INSTRUCTION -
A faithful transcription of all the data is required.

PROVIDED DATA -
□ □ □ □ □ □ □
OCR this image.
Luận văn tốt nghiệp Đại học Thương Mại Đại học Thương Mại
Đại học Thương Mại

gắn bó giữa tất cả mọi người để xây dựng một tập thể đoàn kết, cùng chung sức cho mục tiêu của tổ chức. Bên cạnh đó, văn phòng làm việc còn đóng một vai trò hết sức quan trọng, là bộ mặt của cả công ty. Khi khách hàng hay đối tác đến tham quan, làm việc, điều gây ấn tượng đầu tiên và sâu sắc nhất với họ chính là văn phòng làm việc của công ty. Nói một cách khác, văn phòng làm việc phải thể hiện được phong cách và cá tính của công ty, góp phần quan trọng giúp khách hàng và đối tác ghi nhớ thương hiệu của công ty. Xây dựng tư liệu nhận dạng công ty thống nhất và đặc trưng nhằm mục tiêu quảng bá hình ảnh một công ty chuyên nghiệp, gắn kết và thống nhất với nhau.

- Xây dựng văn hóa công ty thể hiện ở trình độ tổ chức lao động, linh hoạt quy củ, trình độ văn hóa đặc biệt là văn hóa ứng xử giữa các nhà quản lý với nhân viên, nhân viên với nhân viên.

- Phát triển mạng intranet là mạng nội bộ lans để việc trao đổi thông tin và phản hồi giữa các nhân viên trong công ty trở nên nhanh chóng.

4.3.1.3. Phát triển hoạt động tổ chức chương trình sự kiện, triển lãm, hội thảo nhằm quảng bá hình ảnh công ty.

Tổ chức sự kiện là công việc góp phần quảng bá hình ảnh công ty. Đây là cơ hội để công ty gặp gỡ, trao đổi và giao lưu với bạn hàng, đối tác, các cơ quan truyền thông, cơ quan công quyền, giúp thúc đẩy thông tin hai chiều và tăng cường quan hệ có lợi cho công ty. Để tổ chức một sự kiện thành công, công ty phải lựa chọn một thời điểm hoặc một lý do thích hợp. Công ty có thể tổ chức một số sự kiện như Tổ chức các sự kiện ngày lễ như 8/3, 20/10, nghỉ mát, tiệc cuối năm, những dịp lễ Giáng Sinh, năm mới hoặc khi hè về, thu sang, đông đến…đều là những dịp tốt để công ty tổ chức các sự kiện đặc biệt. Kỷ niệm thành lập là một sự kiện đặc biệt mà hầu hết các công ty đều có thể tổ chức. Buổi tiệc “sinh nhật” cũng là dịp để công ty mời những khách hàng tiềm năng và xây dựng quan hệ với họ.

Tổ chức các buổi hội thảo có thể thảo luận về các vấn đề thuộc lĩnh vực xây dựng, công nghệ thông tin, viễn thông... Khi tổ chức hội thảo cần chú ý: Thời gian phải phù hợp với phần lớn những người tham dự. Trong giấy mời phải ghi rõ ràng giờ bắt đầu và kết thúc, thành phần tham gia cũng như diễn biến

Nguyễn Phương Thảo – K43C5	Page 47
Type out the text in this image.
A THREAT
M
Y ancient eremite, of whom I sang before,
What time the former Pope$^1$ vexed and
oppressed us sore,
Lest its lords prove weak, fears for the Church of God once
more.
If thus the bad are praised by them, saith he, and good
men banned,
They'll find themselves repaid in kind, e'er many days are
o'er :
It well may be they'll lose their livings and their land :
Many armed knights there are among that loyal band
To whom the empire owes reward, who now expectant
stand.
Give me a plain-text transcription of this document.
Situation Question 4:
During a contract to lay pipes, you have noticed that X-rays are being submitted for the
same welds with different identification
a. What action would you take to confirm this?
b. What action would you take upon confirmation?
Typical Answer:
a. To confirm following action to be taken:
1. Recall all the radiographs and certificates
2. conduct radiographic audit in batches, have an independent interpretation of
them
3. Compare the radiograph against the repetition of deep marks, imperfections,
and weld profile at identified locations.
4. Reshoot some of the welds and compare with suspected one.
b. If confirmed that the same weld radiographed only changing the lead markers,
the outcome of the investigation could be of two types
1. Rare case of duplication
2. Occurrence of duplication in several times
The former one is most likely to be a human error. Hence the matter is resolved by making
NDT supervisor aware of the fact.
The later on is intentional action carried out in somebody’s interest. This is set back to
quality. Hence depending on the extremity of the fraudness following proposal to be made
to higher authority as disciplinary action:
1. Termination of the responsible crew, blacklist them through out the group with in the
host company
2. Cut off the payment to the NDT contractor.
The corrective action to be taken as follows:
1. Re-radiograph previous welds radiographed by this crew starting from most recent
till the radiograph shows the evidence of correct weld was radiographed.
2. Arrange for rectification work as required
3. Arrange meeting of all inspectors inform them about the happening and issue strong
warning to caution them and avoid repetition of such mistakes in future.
□ □ □ □ □ □ □
FINAL RESULT -
OCR this image.
Luận văn tốt nghiệp Đại học Thương Mại Đại học Thương Mại
Đại học Thương Mại

gắn bó giữa tất cả mọi người để xây dựng một tập thể đoàn kết, cùng chung sức cho mục tiêu của tổ chức. Bên cạnh đó, văn phòng làm việc còn đóng một vai trò hết sức quan trọng, là bộ mặt của cả công ty. Khi khách hàng hay đối tác đến tham quan, làm việc, điều gây ấn tượng đầu tiên và sâu sắc nhất với họ chính là văn phòng làm việc của công ty. Nói một cách khác, văn phòng làm việc phải thể hiện được phong cách và cá tính của công ty, góp phần quan trọng giúp khách hàng và đối tác ghi nhớ thương hiệu của công ty. Xây dựng tư liệu nhận dạng công ty thống nhất và đặc trưng nhằm mục tiêu quảng bá hình ảnh một công ty chuyên nghiệp, gắn kết và thống nhất với nhau.

- Xây dựng văn hóa công ty thể hiện ở trình độ tổ chức lao động, linh hoạt quy củ, trình độ văn hóa đặc biệt là văn hóa ứng xử giữa các nhà quản lý với nhân viên, nhân viên với nhân viên.

- Phát triển mạng intranet là mạng nội bộ lans để việc trao đổi thông tin và phản hồi giữa các nhân viên trong công ty trở nên nhanh chóng.

4.3.1.3. Phát triển hoạt động tổ chức chương trình sự kiện, triển lãm, hội thảo nhằm quảng bá hình ảnh công ty.

Tổ chức sự kiện là công việc góp phần quảng bá hình ảnh công ty. Đây là cơ hội để công ty gặp gỡ, trao đổi và giao lưu với bạn hàng, đối tác, các cơ quan truyền thông, cơ quan công quyền, giúp thúc đẩy thông tin hai chiều và tăng cường quan hệ có lợi cho công ty. Để tổ chức một sự kiện thành công, công ty phải lựa chọn một thời điểm hoặc một lý do thích hợp. Công ty có thể tổ chức một số sự kiện như Tổ chức các sự kiện ngày lễ như 8/3, 20/10, nghỉ mát, tiệc cuối năm, những dịp lễ Giáng Sinh, năm mới hoặc khi hè về, thu sang, đông đến…đều là những dịp tốt để công ty tổ chức các sự kiện đặc biệt. Kỷ niệm thành lập là một sự kiện đặc biệt mà hầu hết các công ty đều có thể tổ chức. Buổi tiệc “sinh nhật” cũng là dịp để công ty mời những khách hàng tiềm năng và xây dựng quan hệ với họ.

Tổ chức các buổi hội thảo có thể thảo luận về các vấn đề thuộc lĩnh vực xây dựng, công nghệ thông tin, viễn thông... Khi tổ chức hội thảo cần chú ý: Thời gian phải phù hợp với phần lớn những người tham dự. Trong giấy mời phải ghi rõ ràng giờ bắt đầu và kết thúc, thành phần tham gia cũng như diễn biến

Nguyễn Phương Thảo – K43C5	Page 47
Type out the text in this image.
A THREAT
M
Y ancient eremite, of whom I sang before,
What time the former Pope$^1$ vexed and
oppressed us sore,
Lest its lords prove weak, fears for the Church of God once
more.
If thus the bad are praised by them, saith he, and good
men banned,
They'll find themselves repaid in kind, e'er many days are
o'er :
It well may be they'll lose their livings and their land :
Many armed knights there are among that loyal band
To whom the empire owes reward, who now expectant
stand.
Give me a plain-text transcription of this document.
Situation Question 4:
During a contract to lay pipes, you have noticed that X-rays are being submitted for the
same welds with different identification
a. What action would you take to confirm this?
b. What action would you take upon confirmation?
Typical Answer:
a. To confirm following action to be taken:
1. Recall all the radiographs and certificates
2. conduct radiographic audit in batches, have an independent interpretation of
them
3. Compare the radiograph against the repetition of deep marks, imperfections,
and weld profile at identified locations.
4. Reshoot some of the welds and compare with suspected one.
b. If confirmed that the same weld radiographed only changing the lead markers,
the outcome of the investigation could be of two types
1. Rare case of duplication
2. Occurrence of duplication in several times
The former one is most likely to be a human error. Hence the matter is resolved by making
NDT supervisor aware of the fact.
The later on is intentional action carried out in somebody’s interest. This is set back to
quality. Hence depending on the extremity of the fraudness following proposal to be made
to higher authority as disciplinary action:
1. Termination of the responsible crew, blacklist them through out the group with in the
host company
2. Cut off the payment to the NDT contractor.
The corrective action to be taken as follows:
1. Re-radiograph previous welds radiographed by this crew starting from most recent
till the radiograph shows the evidence of correct weld was radiographed.
2. Arrange for rectification work as required
3. Arrange meeting of all inspectors inform them about the happening and issue strong
warning to caution them and avoid repetition of such mistakes in future.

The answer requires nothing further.